GIVEN DATA
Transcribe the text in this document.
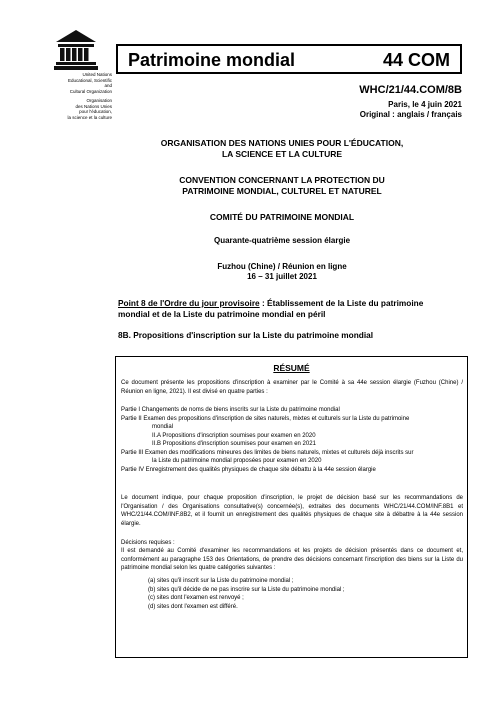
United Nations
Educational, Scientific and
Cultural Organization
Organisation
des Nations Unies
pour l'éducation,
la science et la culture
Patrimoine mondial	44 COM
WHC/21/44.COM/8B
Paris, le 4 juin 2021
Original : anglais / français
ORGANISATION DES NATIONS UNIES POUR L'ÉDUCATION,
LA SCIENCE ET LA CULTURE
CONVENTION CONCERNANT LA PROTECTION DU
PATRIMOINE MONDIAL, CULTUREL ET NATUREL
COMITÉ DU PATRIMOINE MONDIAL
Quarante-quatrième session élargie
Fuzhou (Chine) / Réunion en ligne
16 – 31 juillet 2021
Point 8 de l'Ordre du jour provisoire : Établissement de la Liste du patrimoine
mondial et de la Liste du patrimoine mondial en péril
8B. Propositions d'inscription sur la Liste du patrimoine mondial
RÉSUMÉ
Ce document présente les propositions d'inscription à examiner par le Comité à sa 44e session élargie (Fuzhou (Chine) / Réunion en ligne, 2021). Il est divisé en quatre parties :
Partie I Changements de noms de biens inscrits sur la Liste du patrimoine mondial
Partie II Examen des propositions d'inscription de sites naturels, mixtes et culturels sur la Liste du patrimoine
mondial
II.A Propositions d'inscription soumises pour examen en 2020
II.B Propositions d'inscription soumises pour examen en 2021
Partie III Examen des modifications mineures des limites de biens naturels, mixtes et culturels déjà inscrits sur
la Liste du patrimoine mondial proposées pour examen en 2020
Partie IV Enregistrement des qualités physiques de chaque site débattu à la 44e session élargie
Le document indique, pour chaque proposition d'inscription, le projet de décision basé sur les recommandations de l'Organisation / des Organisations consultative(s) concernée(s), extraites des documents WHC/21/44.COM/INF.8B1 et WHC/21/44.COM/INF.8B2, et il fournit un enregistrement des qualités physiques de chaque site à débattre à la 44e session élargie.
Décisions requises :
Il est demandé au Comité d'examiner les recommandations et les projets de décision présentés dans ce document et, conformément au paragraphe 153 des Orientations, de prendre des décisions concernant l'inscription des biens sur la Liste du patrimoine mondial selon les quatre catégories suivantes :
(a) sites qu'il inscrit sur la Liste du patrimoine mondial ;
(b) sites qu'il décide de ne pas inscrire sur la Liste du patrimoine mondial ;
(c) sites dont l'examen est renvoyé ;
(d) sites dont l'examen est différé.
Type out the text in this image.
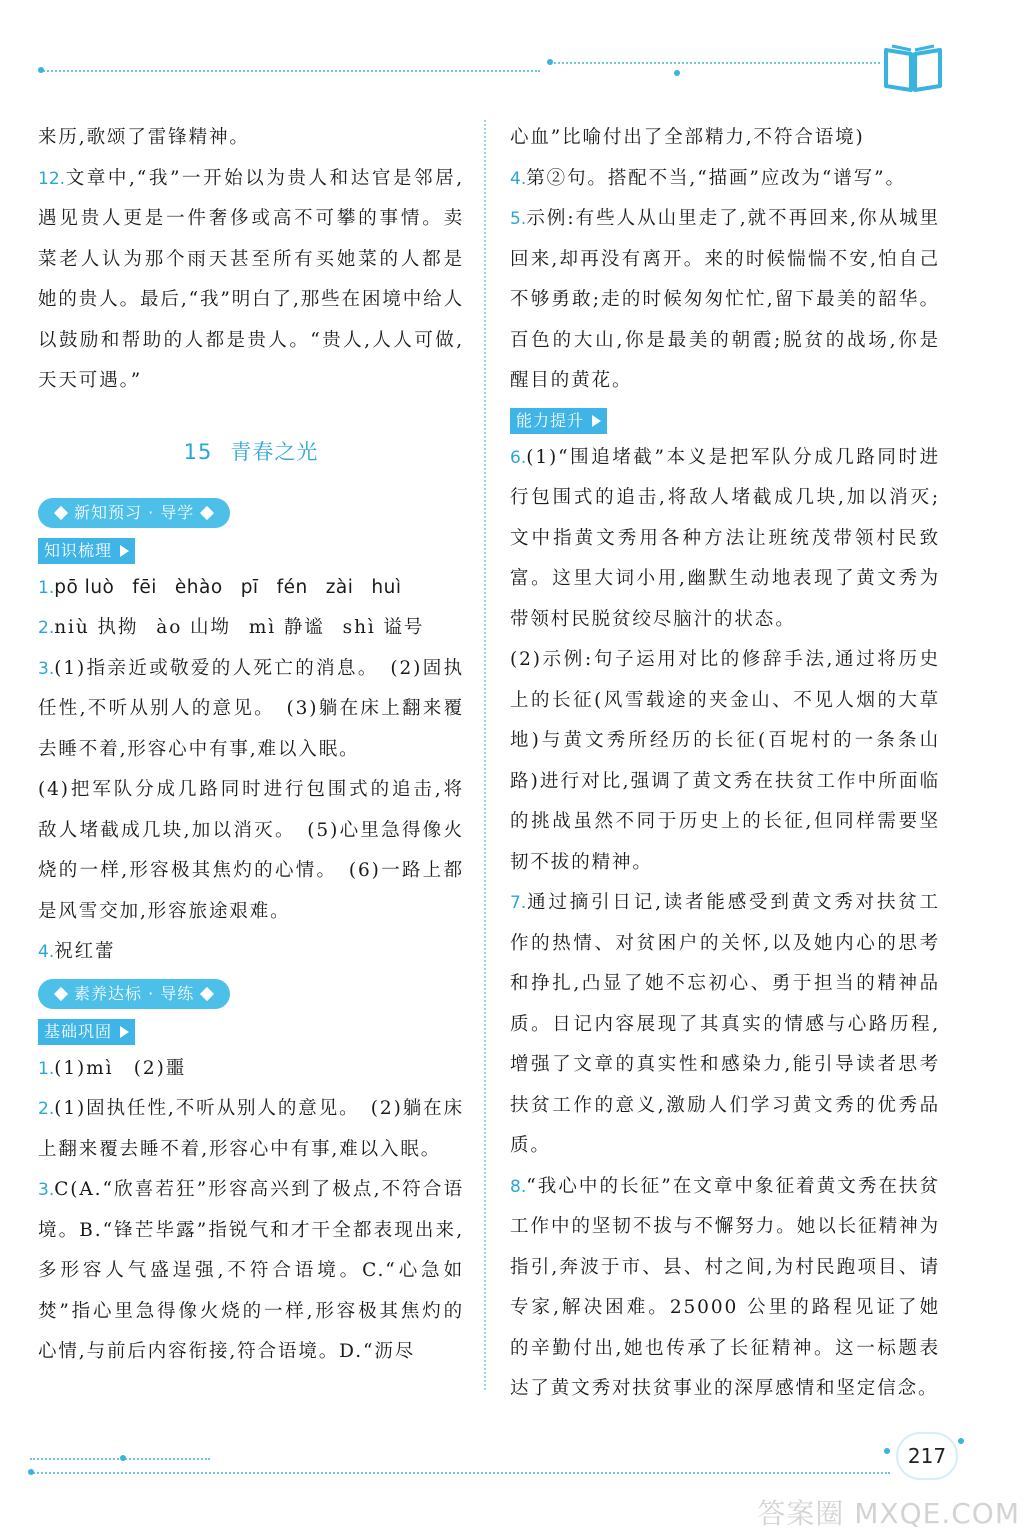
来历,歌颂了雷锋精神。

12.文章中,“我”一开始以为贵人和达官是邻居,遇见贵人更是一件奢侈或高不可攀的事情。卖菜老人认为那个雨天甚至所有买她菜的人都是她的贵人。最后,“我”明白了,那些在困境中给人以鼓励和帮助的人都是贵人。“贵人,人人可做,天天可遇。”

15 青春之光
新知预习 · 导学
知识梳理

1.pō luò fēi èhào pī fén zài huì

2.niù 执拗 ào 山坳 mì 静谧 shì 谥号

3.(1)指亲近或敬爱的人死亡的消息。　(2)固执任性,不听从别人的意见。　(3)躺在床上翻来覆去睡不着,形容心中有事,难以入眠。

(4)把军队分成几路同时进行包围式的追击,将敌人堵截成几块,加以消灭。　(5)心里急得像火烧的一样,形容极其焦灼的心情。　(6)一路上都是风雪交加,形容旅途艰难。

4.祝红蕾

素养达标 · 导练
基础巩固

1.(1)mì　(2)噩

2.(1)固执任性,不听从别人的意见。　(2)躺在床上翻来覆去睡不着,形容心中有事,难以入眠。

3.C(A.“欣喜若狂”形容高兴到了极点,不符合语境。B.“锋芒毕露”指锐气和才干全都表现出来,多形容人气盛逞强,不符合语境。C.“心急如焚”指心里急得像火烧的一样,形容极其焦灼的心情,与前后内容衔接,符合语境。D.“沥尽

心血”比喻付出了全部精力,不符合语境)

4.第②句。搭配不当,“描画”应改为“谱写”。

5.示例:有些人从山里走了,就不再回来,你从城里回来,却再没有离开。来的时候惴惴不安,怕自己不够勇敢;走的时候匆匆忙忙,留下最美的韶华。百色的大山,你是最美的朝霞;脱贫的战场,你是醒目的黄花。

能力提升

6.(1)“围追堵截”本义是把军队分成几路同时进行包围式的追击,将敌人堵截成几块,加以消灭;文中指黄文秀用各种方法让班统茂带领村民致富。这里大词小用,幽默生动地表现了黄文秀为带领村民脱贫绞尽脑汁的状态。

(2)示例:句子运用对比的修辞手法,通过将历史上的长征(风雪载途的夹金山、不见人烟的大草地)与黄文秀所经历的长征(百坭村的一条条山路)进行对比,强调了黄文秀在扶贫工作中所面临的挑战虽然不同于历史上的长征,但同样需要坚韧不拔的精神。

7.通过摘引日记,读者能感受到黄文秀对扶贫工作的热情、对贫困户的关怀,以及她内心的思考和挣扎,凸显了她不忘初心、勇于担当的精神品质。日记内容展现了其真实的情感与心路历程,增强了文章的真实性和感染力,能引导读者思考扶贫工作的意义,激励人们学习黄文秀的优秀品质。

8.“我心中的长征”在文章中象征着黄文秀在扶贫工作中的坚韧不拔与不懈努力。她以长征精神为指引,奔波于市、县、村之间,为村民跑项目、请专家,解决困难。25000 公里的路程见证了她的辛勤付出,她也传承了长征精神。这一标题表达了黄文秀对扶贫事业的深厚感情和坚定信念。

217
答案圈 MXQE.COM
--
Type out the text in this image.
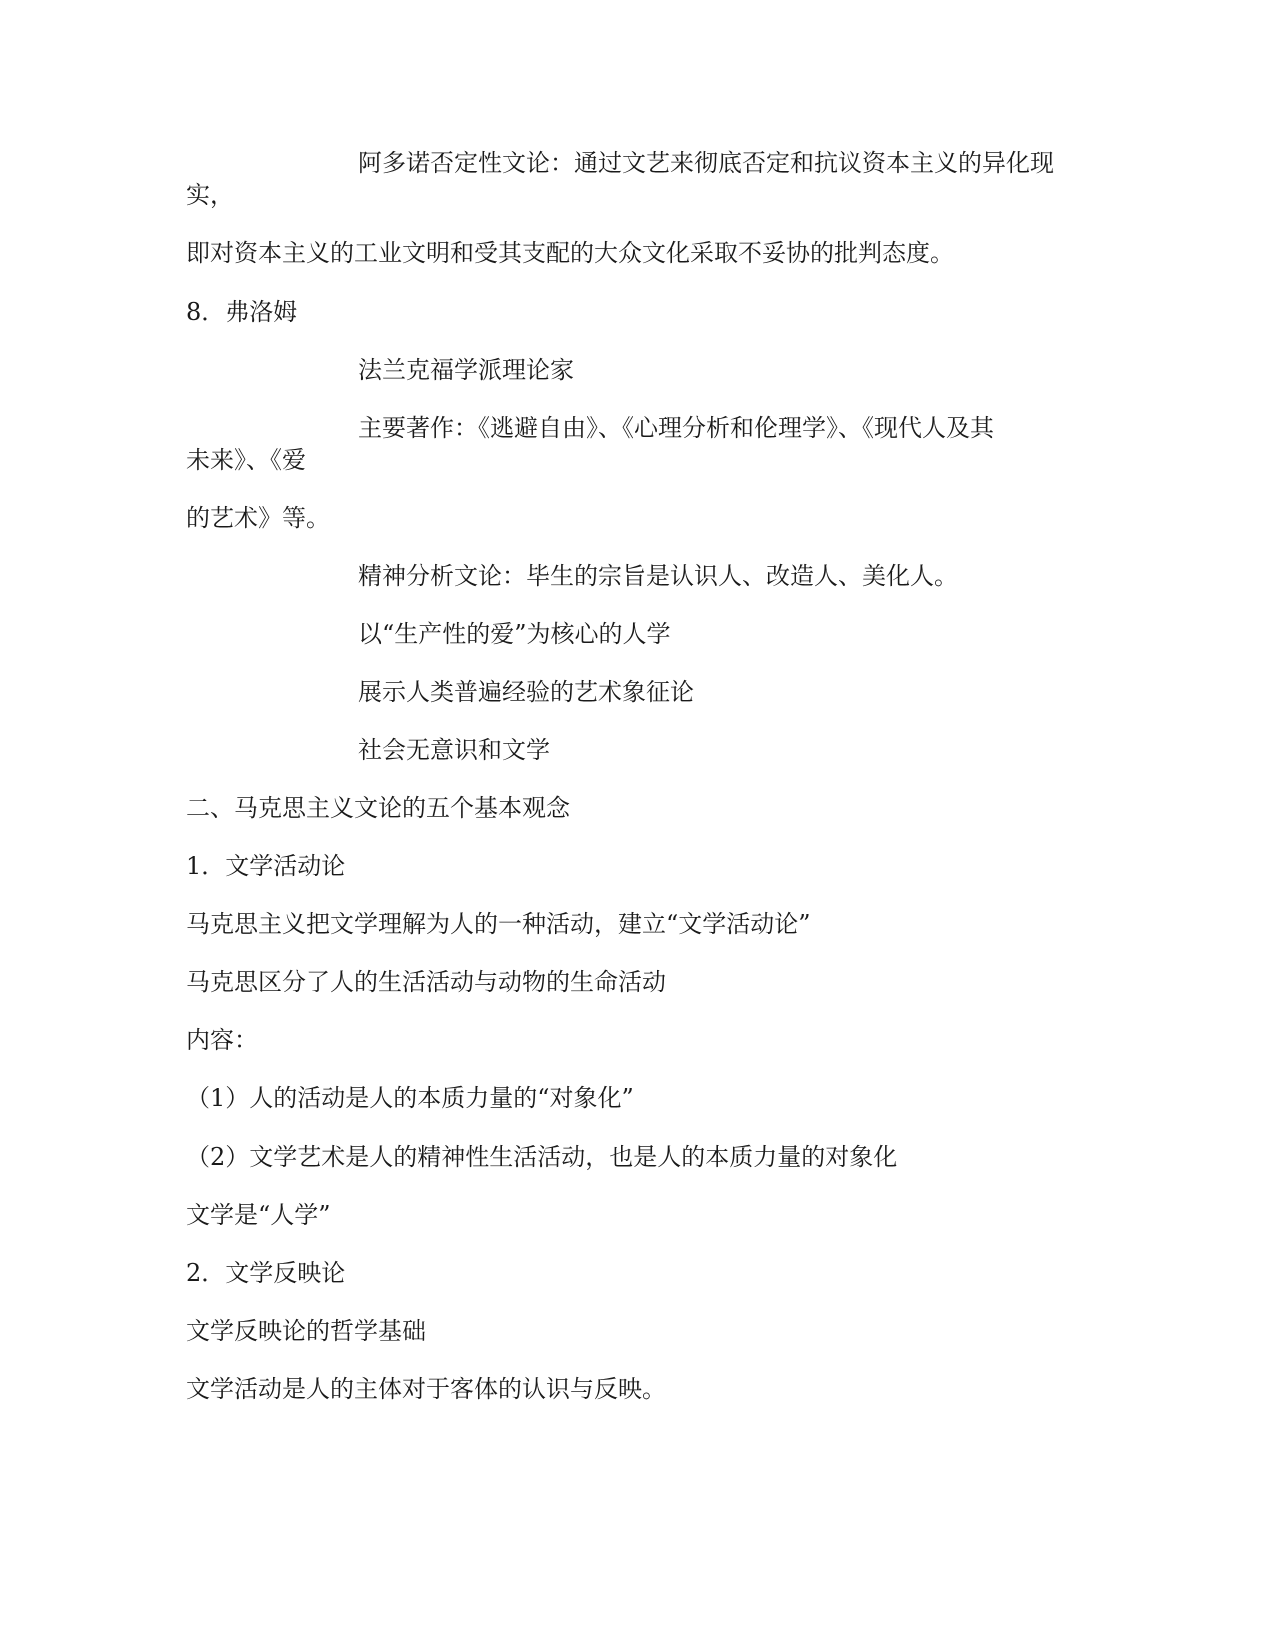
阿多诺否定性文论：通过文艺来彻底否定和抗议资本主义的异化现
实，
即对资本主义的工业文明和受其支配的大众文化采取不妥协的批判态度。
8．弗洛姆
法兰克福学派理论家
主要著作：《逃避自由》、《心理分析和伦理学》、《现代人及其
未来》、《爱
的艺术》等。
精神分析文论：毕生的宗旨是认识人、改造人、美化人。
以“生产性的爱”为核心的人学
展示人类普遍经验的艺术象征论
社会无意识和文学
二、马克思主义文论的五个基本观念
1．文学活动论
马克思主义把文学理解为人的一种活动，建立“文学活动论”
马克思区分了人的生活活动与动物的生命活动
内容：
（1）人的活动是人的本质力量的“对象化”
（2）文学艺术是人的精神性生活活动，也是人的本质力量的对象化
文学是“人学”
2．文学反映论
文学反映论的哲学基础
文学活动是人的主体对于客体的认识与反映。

SET PROBLEM
Return only the number of lines in the data above that include the word "Chine".

COMPLETED TASK
2